■ **GIVEN REQUEST**
Read the records below and copy each line that contains "mean".

● ● ● ●

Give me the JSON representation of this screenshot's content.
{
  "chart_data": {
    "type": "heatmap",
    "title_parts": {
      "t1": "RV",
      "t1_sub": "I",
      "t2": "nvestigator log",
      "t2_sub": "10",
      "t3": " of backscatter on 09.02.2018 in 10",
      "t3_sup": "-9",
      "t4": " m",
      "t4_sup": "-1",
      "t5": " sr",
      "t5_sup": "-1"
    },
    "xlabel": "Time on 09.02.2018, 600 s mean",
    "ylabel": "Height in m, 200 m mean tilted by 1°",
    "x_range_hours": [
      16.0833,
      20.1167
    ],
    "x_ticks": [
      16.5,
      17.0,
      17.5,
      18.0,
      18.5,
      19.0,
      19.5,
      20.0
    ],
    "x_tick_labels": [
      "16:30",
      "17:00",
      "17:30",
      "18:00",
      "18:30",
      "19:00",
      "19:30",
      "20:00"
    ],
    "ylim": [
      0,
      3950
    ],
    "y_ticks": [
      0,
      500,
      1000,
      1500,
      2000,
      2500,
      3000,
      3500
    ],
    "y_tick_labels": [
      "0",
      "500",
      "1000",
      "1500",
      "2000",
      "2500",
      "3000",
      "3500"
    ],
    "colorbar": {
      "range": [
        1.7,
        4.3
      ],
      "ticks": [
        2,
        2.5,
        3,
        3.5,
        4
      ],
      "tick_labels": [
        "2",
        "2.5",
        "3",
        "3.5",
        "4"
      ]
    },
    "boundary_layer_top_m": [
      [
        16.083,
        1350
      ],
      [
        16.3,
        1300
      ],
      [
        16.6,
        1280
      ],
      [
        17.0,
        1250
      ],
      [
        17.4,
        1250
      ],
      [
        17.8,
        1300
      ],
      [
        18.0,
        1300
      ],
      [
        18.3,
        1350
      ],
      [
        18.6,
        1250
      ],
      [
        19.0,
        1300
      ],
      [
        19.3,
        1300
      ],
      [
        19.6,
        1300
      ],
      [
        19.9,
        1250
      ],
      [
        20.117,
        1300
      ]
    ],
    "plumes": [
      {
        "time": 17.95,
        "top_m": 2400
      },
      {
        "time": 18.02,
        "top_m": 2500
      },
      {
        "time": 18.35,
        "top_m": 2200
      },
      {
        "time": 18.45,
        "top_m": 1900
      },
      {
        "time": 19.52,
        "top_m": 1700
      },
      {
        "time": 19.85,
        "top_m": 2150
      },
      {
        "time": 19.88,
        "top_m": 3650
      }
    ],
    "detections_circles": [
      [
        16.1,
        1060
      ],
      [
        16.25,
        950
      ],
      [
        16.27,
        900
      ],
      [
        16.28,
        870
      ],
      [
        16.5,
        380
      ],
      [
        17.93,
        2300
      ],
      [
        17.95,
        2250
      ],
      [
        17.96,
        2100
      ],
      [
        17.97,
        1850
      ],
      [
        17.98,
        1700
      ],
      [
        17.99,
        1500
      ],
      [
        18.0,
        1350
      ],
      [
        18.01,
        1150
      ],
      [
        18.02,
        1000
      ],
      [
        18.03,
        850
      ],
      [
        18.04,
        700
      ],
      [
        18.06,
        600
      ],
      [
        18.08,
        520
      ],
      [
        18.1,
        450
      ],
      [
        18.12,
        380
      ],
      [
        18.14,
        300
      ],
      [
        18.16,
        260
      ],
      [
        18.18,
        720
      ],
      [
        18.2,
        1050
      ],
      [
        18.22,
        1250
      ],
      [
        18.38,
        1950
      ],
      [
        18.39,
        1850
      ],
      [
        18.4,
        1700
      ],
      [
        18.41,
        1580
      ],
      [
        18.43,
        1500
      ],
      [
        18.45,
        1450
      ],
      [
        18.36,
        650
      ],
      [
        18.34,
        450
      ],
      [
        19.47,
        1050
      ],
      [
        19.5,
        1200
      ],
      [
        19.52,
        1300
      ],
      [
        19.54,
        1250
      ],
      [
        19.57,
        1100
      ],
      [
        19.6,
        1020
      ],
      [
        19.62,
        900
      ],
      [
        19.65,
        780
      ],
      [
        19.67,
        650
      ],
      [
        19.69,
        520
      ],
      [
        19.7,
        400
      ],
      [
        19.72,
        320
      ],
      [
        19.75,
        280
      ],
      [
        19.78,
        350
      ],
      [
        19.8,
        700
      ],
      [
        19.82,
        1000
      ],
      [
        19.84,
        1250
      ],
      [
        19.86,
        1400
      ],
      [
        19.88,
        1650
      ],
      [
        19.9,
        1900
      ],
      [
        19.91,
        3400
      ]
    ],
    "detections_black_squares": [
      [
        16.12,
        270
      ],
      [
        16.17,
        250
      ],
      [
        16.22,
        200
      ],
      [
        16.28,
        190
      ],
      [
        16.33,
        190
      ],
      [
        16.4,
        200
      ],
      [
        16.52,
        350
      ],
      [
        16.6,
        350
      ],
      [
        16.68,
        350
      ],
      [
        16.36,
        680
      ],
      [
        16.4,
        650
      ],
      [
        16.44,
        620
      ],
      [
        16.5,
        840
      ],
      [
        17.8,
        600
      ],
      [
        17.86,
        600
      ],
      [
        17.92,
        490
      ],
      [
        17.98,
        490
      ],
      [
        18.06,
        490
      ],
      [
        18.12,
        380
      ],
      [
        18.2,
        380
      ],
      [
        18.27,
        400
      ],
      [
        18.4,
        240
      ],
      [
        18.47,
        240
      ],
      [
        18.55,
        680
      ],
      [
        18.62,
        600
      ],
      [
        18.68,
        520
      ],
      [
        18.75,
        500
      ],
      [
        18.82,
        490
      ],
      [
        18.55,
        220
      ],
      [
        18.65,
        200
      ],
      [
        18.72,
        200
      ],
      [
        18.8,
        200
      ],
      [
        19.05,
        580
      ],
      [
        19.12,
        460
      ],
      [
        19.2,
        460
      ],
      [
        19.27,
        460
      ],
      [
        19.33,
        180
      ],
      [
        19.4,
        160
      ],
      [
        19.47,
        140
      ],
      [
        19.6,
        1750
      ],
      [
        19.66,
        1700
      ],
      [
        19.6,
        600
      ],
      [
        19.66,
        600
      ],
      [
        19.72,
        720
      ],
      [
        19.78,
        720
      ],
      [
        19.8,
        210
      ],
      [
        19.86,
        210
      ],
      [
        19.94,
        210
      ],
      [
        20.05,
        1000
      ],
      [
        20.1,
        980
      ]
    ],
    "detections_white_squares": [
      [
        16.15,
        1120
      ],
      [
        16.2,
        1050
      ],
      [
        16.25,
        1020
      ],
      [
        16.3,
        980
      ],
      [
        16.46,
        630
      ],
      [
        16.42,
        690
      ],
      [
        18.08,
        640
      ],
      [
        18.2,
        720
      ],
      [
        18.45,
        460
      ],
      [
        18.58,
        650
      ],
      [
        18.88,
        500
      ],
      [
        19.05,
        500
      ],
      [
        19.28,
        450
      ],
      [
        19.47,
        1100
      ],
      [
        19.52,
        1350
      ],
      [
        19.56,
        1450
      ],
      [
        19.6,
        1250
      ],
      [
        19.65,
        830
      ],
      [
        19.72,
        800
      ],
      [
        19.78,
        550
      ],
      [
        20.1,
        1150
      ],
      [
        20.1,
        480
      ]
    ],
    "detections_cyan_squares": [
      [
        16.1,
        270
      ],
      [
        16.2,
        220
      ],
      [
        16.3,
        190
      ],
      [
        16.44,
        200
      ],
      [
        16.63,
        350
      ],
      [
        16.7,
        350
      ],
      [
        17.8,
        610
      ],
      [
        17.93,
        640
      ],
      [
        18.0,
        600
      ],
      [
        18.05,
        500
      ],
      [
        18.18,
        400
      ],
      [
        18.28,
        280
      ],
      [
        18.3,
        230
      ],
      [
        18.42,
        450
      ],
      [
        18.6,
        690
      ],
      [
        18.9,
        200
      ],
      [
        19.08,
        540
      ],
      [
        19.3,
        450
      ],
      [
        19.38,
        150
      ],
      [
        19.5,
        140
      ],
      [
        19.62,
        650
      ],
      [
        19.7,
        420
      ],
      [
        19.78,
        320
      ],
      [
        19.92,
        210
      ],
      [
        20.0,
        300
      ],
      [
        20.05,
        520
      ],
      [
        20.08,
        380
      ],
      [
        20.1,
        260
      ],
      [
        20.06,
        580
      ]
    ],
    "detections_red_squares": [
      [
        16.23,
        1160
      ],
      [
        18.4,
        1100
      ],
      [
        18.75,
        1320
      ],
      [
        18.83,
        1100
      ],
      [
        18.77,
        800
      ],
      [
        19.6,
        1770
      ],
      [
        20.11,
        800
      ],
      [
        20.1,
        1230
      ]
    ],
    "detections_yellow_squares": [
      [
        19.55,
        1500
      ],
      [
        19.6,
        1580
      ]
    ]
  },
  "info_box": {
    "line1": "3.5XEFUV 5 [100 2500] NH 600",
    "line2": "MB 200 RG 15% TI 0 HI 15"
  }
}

● ● ● ●

■ **THE OUTPUT**
    "xlabel": "Time on 09.02.2018, 600 s mean",
    "ylabel": "Height in m, 200 m mean tilted by 1°",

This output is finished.